━━ Data provided ━━

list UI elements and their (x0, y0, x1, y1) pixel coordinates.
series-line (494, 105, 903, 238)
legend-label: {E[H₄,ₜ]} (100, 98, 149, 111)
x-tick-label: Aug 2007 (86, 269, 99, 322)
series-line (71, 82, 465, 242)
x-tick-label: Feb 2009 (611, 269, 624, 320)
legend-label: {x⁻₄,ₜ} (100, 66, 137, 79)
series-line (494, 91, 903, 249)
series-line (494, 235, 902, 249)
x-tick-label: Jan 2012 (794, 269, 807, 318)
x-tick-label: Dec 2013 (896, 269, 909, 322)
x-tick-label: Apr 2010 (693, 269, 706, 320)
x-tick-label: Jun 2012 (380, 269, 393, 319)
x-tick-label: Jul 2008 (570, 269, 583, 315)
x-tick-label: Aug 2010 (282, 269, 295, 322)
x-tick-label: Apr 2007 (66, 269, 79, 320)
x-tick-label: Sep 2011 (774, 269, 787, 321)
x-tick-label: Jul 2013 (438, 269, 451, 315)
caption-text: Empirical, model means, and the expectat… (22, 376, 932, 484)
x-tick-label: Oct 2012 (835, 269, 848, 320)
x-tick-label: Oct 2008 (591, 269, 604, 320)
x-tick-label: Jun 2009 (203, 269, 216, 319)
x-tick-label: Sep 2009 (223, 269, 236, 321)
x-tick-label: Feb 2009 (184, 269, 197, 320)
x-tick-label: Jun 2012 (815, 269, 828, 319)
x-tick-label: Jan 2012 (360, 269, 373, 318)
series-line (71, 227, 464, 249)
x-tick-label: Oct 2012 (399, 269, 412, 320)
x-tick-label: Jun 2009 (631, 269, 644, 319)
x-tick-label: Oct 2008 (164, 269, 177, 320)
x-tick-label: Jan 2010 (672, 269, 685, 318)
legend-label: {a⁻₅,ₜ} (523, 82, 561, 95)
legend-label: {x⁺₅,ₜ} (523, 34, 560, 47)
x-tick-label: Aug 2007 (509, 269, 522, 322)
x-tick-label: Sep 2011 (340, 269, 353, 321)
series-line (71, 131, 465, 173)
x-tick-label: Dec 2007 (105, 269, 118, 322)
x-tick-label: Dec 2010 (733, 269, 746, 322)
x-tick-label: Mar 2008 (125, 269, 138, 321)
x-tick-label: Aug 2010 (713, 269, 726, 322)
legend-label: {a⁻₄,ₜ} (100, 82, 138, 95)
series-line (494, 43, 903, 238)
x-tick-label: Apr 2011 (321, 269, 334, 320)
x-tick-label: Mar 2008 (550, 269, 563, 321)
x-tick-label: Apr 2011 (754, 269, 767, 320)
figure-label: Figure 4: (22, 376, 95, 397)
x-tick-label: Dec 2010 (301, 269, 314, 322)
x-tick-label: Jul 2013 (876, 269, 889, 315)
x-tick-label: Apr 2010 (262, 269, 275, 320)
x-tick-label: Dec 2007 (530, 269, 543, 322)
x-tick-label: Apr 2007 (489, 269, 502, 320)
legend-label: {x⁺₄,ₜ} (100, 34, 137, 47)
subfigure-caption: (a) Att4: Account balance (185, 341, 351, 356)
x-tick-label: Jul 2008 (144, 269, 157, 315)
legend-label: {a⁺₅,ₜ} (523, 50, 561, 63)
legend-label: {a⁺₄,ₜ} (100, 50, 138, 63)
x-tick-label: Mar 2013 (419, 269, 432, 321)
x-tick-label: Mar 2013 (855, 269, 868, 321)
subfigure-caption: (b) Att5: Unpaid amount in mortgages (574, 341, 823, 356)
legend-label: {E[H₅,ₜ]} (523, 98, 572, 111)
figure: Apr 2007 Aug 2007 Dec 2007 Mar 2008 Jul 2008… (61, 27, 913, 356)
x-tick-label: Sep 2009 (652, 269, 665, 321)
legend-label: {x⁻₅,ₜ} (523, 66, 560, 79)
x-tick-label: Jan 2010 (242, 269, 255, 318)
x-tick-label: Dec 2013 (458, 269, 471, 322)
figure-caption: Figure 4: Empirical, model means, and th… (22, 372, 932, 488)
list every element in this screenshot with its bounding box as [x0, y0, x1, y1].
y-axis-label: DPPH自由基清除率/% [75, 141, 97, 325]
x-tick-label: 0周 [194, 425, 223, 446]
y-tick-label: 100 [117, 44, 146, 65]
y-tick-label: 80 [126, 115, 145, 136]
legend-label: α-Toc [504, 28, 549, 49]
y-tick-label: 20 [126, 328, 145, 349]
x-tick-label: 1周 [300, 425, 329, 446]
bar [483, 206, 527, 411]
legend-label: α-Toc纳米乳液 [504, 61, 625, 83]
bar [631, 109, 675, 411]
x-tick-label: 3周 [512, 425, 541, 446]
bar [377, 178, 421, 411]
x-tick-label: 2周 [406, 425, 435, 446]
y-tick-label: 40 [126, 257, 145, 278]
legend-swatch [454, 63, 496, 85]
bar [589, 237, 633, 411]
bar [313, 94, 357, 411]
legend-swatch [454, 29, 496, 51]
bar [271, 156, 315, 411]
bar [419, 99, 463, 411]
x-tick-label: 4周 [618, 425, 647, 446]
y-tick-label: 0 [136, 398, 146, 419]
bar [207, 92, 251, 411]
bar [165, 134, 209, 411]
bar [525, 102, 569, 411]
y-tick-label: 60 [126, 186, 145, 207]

━━━

### The exercise
Copy every line of the records above verbatim, in the same order.

### Task result
list UI elements and their (x0, y0, x1, y1) pixel coordinates.
series-line (494, 105, 903, 238)
legend-label: {E[H₄,ₜ]} (100, 98, 149, 111)
x-tick-label: Aug 2007 (86, 269, 99, 322)
series-line (71, 82, 465, 242)
x-tick-label: Feb 2009 (611, 269, 624, 320)
legend-label: {x⁻₄,ₜ} (100, 66, 137, 79)
series-line (494, 91, 903, 249)
series-line (494, 235, 902, 249)
x-tick-label: Jan 2012 (794, 269, 807, 318)
x-tick-label: Dec 2013 (896, 269, 909, 322)
x-tick-label: Apr 2010 (693, 269, 706, 320)
x-tick-label: Jun 2012 (380, 269, 393, 319)
x-tick-label: Jul 2008 (570, 269, 583, 315)
x-tick-label: Aug 2010 (282, 269, 295, 322)
x-tick-label: Apr 2007 (66, 269, 79, 320)
x-tick-label: Sep 2011 (774, 269, 787, 321)
x-tick-label: Jul 2013 (438, 269, 451, 315)
caption-text: Empirical, model means, and the expectat… (22, 376, 932, 484)
x-tick-label: Oct 2012 (835, 269, 848, 320)
x-tick-label: Oct 2008 (591, 269, 604, 320)
x-tick-label: Jun 2009 (203, 269, 216, 319)
x-tick-label: Sep 2009 (223, 269, 236, 321)
x-tick-label: Feb 2009 (184, 269, 197, 320)
x-tick-label: Jun 2012 (815, 269, 828, 319)
x-tick-label: Jan 2012 (360, 269, 373, 318)
series-line (71, 227, 464, 249)
x-tick-label: Oct 2012 (399, 269, 412, 320)
x-tick-label: Jun 2009 (631, 269, 644, 319)
x-tick-label: Oct 2008 (164, 269, 177, 320)
x-tick-label: Jan 2010 (672, 269, 685, 318)
legend-label: {a⁻₅,ₜ} (523, 82, 561, 95)
legend-label: {x⁺₅,ₜ} (523, 34, 560, 47)
x-tick-label: Aug 2007 (509, 269, 522, 322)
x-tick-label: Sep 2011 (340, 269, 353, 321)
series-line (71, 131, 465, 173)
x-tick-label: Dec 2007 (105, 269, 118, 322)
x-tick-label: Dec 2010 (733, 269, 746, 322)
x-tick-label: Mar 2008 (125, 269, 138, 321)
x-tick-label: Aug 2010 (713, 269, 726, 322)
legend-label: {a⁻₄,ₜ} (100, 82, 138, 95)
series-line (494, 43, 903, 238)
x-tick-label: Apr 2011 (321, 269, 334, 320)
x-tick-label: Mar 2008 (550, 269, 563, 321)
x-tick-label: Apr 2011 (754, 269, 767, 320)
figure-label: Figure 4: (22, 376, 95, 397)
x-tick-label: Dec 2010 (301, 269, 314, 322)
x-tick-label: Jul 2013 (876, 269, 889, 315)
x-tick-label: Apr 2010 (262, 269, 275, 320)
x-tick-label: Dec 2007 (530, 269, 543, 322)
x-tick-label: Apr 2007 (489, 269, 502, 320)
legend-label: {x⁺₄,ₜ} (100, 34, 137, 47)
subfigure-caption: (a) Att4: Account balance (185, 341, 351, 356)
x-tick-label: Jul 2008 (144, 269, 157, 315)
legend-label: {a⁺₅,ₜ} (523, 50, 561, 63)
legend-label: {a⁺₄,ₜ} (100, 50, 138, 63)
x-tick-label: Mar 2013 (419, 269, 432, 321)
x-tick-label: Mar 2013 (855, 269, 868, 321)
subfigure-caption: (b) Att5: Unpaid amount in mortgages (574, 341, 823, 356)
legend-label: {E[H₅,ₜ]} (523, 98, 572, 111)
figure: Apr 2007 Aug 2007 Dec 2007 Mar 2008 Jul 2008… (61, 27, 913, 356)
x-tick-label: Sep 2009 (652, 269, 665, 321)
legend-label: {x⁻₅,ₜ} (523, 66, 560, 79)
x-tick-label: Jan 2010 (242, 269, 255, 318)
x-tick-label: Dec 2013 (458, 269, 471, 322)
figure-caption: Figure 4: Empirical, model means, and th… (22, 372, 932, 488)
list every element in this screenshot with its bounding box as [x0, y0, x1, y1].
y-axis-label: DPPH自由基清除率/% [75, 141, 97, 325]
x-tick-label: 0周 [194, 425, 223, 446]
y-tick-label: 100 [117, 44, 146, 65]
y-tick-label: 80 [126, 115, 145, 136]
legend-label: α-Toc [504, 28, 549, 49]
y-tick-label: 20 [126, 328, 145, 349]
x-tick-label: 1周 [300, 425, 329, 446]
bar [483, 206, 527, 411]
legend-label: α-Toc纳米乳液 [504, 61, 625, 83]
bar [631, 109, 675, 411]
x-tick-label: 3周 [512, 425, 541, 446]
bar [377, 178, 421, 411]
x-tick-label: 2周 [406, 425, 435, 446]
y-tick-label: 40 [126, 257, 145, 278]
legend-swatch [454, 63, 496, 85]
bar [589, 237, 633, 411]
bar [313, 94, 357, 411]
legend-swatch [454, 29, 496, 51]
bar [271, 156, 315, 411]
bar [419, 99, 463, 411]
x-tick-label: 4周 [618, 425, 647, 446]
y-tick-label: 0 [136, 398, 146, 419]
bar [207, 92, 251, 411]
bar [165, 134, 209, 411]
bar [525, 102, 569, 411]
y-tick-label: 60 [126, 186, 145, 207]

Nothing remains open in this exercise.